** What you will do **
Repeat each line of the material exactly.

** Excerpts from a figure dataset **
>>>>>
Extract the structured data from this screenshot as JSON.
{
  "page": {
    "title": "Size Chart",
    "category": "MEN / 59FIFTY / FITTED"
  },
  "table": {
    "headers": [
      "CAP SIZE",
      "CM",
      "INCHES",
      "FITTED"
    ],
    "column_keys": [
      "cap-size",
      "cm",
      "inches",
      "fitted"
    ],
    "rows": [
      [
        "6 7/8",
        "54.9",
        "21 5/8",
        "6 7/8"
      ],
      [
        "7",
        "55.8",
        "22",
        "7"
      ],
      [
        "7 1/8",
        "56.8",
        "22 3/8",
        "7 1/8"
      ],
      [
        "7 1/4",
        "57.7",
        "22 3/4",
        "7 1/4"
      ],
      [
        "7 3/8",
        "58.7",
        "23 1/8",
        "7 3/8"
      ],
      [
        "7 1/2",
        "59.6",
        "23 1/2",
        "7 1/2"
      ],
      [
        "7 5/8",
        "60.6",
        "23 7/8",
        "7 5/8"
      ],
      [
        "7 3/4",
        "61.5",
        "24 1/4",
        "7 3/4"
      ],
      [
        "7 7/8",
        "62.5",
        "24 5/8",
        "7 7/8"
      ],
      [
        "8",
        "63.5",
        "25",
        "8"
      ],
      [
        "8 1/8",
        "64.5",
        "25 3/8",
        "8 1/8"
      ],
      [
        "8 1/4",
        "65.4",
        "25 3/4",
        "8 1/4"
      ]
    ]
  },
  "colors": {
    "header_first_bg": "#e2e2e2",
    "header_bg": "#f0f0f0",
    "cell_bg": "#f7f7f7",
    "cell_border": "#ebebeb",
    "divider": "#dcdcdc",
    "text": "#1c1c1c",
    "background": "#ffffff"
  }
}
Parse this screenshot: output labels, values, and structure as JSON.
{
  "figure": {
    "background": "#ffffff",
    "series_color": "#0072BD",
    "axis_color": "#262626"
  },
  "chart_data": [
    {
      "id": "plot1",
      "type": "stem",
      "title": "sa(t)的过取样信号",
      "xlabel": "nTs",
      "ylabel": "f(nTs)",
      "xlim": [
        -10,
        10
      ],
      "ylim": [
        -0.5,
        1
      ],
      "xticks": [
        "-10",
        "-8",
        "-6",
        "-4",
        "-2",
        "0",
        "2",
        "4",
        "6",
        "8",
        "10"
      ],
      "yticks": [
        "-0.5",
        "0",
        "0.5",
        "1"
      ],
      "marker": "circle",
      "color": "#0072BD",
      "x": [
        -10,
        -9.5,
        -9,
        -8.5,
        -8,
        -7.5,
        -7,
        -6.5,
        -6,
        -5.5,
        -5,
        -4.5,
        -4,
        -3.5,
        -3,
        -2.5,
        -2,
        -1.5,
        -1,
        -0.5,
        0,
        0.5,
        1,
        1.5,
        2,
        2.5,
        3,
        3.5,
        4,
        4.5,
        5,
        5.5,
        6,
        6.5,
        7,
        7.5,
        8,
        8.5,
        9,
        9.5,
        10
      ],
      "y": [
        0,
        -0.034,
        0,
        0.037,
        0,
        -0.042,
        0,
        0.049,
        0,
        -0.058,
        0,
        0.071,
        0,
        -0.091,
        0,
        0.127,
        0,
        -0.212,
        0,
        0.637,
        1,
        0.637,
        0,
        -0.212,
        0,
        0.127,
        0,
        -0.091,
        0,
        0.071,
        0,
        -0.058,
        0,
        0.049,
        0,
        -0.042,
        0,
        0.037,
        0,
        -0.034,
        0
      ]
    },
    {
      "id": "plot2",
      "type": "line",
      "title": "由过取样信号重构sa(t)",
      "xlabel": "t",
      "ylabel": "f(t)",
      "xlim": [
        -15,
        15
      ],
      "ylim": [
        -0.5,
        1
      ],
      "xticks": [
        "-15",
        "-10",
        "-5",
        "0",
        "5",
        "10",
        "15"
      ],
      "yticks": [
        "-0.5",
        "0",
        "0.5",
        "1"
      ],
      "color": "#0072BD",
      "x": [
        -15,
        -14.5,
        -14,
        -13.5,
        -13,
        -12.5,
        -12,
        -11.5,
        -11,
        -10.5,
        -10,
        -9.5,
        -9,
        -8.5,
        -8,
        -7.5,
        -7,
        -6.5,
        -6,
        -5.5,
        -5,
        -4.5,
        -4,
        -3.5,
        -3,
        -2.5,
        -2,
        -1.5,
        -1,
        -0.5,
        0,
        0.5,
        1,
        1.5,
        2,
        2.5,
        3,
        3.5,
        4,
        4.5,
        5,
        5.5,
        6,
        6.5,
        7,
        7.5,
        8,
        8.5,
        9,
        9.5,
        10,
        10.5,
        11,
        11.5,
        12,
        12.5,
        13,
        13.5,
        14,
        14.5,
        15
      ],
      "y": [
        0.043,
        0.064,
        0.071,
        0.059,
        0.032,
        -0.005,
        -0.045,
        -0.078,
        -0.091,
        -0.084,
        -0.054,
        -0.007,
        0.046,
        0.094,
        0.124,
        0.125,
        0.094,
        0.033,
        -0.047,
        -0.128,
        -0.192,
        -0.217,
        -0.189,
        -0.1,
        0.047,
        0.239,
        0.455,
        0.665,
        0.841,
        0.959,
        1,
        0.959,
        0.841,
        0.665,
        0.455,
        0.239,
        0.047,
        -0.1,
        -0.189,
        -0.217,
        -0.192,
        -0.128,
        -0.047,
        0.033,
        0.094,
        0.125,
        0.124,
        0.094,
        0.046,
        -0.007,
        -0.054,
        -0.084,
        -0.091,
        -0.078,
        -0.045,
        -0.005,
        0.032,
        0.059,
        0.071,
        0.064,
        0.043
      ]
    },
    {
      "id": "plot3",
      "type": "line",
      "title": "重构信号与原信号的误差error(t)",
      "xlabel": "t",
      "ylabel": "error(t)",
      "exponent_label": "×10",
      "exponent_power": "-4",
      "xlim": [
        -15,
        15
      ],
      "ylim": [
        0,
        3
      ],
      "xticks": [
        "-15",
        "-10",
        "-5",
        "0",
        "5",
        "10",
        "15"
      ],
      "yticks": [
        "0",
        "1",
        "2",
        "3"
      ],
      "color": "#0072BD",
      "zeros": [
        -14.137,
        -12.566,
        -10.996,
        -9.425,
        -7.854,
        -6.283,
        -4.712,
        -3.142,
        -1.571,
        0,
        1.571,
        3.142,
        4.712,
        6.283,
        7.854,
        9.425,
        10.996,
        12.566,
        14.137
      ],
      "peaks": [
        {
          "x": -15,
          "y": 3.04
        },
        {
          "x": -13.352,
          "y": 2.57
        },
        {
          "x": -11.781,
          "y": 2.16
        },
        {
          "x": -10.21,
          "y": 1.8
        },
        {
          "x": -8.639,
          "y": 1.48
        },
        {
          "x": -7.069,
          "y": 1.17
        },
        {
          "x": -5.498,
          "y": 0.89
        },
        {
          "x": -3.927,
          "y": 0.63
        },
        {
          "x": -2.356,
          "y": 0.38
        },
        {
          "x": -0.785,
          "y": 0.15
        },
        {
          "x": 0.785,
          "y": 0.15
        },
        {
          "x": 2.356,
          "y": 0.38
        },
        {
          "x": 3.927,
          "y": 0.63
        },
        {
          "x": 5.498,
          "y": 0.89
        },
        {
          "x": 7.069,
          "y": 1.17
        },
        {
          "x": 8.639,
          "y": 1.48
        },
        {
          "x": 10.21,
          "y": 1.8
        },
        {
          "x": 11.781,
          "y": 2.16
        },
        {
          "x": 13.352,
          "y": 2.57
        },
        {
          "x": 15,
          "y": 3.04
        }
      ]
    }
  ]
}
<<<<<
** Answer to the exercise **
Extract the structured data from this screenshot as JSON.
{
  "page": {
    "title": "Size Chart",
    "category": "MEN / 59FIFTY / FITTED"
  },
  "table": {
    "headers": [
      "CAP SIZE",
      "CM",
      "INCHES",
      "FITTED"
    ],
    "column_keys": [
      "cap-size",
      "cm",
      "inches",
      "fitted"
    ],
    "rows": [
      [
        "6 7/8",
        "54.9",
        "21 5/8",
        "6 7/8"
      ],
      [
        "7",
        "55.8",
        "22",
        "7"
      ],
      [
        "7 1/8",
        "56.8",
        "22 3/8",
        "7 1/8"
      ],
      [
        "7 1/4",
        "57.7",
        "22 3/4",
        "7 1/4"
      ],
      [
        "7 3/8",
        "58.7",
        "23 1/8",
        "7 3/8"
      ],
      [
        "7 1/2",
        "59.6",
        "23 1/2",
        "7 1/2"
      ],
      [
        "7 5/8",
        "60.6",
        "23 7/8",
        "7 5/8"
      ],
      [
        "7 3/4",
        "61.5",
        "24 1/4",
        "7 3/4"
      ],
      [
        "7 7/8",
        "62.5",
        "24 5/8",
        "7 7/8"
      ],
      [
        "8",
        "63.5",
        "25",
        "8"
      ],
      [
        "8 1/8",
        "64.5",
        "25 3/8",
        "8 1/8"
      ],
      [
        "8 1/4",
        "65.4",
        "25 3/4",
        "8 1/4"
      ]
    ]
  },
  "colors": {
    "header_first_bg": "#e2e2e2",
    "header_bg": "#f0f0f0",
    "cell_bg": "#f7f7f7",
    "cell_border": "#ebebeb",
    "divider": "#dcdcdc",
    "text": "#1c1c1c",
    "background": "#ffffff"
  }
}
Parse this screenshot: output labels, values, and structure as JSON.
{
  "figure": {
    "background": "#ffffff",
    "series_color": "#0072BD",
    "axis_color": "#262626"
  },
  "chart_data": [
    {
      "id": "plot1",
      "type": "stem",
      "title": "sa(t)的过取样信号",
      "xlabel": "nTs",
      "ylabel": "f(nTs)",
      "xlim": [
        -10,
        10
      ],
      "ylim": [
        -0.5,
        1
      ],
      "xticks": [
        "-10",
        "-8",
        "-6",
        "-4",
        "-2",
        "0",
        "2",
        "4",
        "6",
        "8",
        "10"
      ],
      "yticks": [
        "-0.5",
        "0",
        "0.5",
        "1"
      ],
      "marker": "circle",
      "color": "#0072BD",
      "x": [
        -10,
        -9.5,
        -9,
        -8.5,
        -8,
        -7.5,
        -7,
        -6.5,
        -6,
        -5.5,
        -5,
        -4.5,
        -4,
        -3.5,
        -3,
        -2.5,
        -2,
        -1.5,
        -1,
        -0.5,
        0,
        0.5,
        1,
        1.5,
        2,
        2.5,
        3,
        3.5,
        4,
        4.5,
        5,
        5.5,
        6,
        6.5,
        7,
        7.5,
        8,
        8.5,
        9,
        9.5,
        10
      ],
      "y": [
        0,
        -0.034,
        0,
        0.037,
        0,
        -0.042,
        0,
        0.049,
        0,
        -0.058,
        0,
        0.071,
        0,
        -0.091,
        0,
        0.127,
        0,
        -0.212,
        0,
        0.637,
        1,
        0.637,
        0,
        -0.212,
        0,
        0.127,
        0,
        -0.091,
        0,
        0.071,
        0,
        -0.058,
        0,
        0.049,
        0,
        -0.042,
        0,
        0.037,
        0,
        -0.034,
        0
      ]
    },
    {
      "id": "plot2",
      "type": "line",
      "title": "由过取样信号重构sa(t)",
      "xlabel": "t",
      "ylabel": "f(t)",
      "xlim": [
        -15,
        15
      ],
      "ylim": [
        -0.5,
        1
      ],
      "xticks": [
        "-15",
        "-10",
        "-5",
        "0",
        "5",
        "10",
        "15"
      ],
      "yticks": [
        "-0.5",
        "0",
        "0.5",
        "1"
      ],
      "color": "#0072BD",
      "x": [
        -15,
        -14.5,
        -14,
        -13.5,
        -13,
        -12.5,
        -12,
        -11.5,
        -11,
        -10.5,
        -10,
        -9.5,
        -9,
        -8.5,
        -8,
        -7.5,
        -7,
        -6.5,
        -6,
        -5.5,
        -5,
        -4.5,
        -4,
        -3.5,
        -3,
        -2.5,
        -2,
        -1.5,
        -1,
        -0.5,
        0,
        0.5,
        1,
        1.5,
        2,
        2.5,
        3,
        3.5,
        4,
        4.5,
        5,
        5.5,
        6,
        6.5,
        7,
        7.5,
        8,
        8.5,
        9,
        9.5,
        10,
        10.5,
        11,
        11.5,
        12,
        12.5,
        13,
        13.5,
        14,
        14.5,
        15
      ],
      "y": [
        0.043,
        0.064,
        0.071,
        0.059,
        0.032,
        -0.005,
        -0.045,
        -0.078,
        -0.091,
        -0.084,
        -0.054,
        -0.007,
        0.046,
        0.094,
        0.124,
        0.125,
        0.094,
        0.033,
        -0.047,
        -0.128,
        -0.192,
        -0.217,
        -0.189,
        -0.1,
        0.047,
        0.239,
        0.455,
        0.665,
        0.841,
        0.959,
        1,
        0.959,
        0.841,
        0.665,
        0.455,
        0.239,
        0.047,
        -0.1,
        -0.189,
        -0.217,
        -0.192,
        -0.128,
        -0.047,
        0.033,
        0.094,
        0.125,
        0.124,
        0.094,
        0.046,
        -0.007,
        -0.054,
        -0.084,
        -0.091,
        -0.078,
        -0.045,
        -0.005,
        0.032,
        0.059,
        0.071,
        0.064,
        0.043
      ]
    },
    {
      "id": "plot3",
      "type": "line",
      "title": "重构信号与原信号的误差error(t)",
      "xlabel": "t",
      "ylabel": "error(t)",
      "exponent_label": "×10",
      "exponent_power": "-4",
      "xlim": [
        -15,
        15
      ],
      "ylim": [
        0,
        3
      ],
      "xticks": [
        "-15",
        "-10",
        "-5",
        "0",
        "5",
        "10",
        "15"
      ],
      "yticks": [
        "0",
        "1",
        "2",
        "3"
      ],
      "color": "#0072BD",
      "zeros": [
        -14.137,
        -12.566,
        -10.996,
        -9.425,
        -7.854,
        -6.283,
        -4.712,
        -3.142,
        -1.571,
        0,
        1.571,
        3.142,
        4.712,
        6.283,
        7.854,
        9.425,
        10.996,
        12.566,
        14.137
      ],
      "peaks": [
        {
          "x": -15,
          "y": 3.04
        },
        {
          "x": -13.352,
          "y": 2.57
        },
        {
          "x": -11.781,
          "y": 2.16
        },
        {
          "x": -10.21,
          "y": 1.8
        },
        {
          "x": -8.639,
          "y": 1.48
        },
        {
          "x": -7.069,
          "y": 1.17
        },
        {
          "x": -5.498,
          "y": 0.89
        },
        {
          "x": -3.927,
          "y": 0.63
        },
        {
          "x": -2.356,
          "y": 0.38
        },
        {
          "x": -0.785,
          "y": 0.15
        },
        {
          "x": 0.785,
          "y": 0.15
        },
        {
          "x": 2.356,
          "y": 0.38
        },
        {
          "x": 3.927,
          "y": 0.63
        },
        {
          "x": 5.498,
          "y": 0.89
        },
        {
          "x": 7.069,
          "y": 1.17
        },
        {
          "x": 8.639,
          "y": 1.48
        },
        {
          "x": 10.21,
          "y": 1.8
        },
        {
          "x": 11.781,
          "y": 2.16
        },
        {
          "x": 13.352,
          "y": 2.57
        },
        {
          "x": 15,
          "y": 3.04
        }
      ]
    }
  ]
}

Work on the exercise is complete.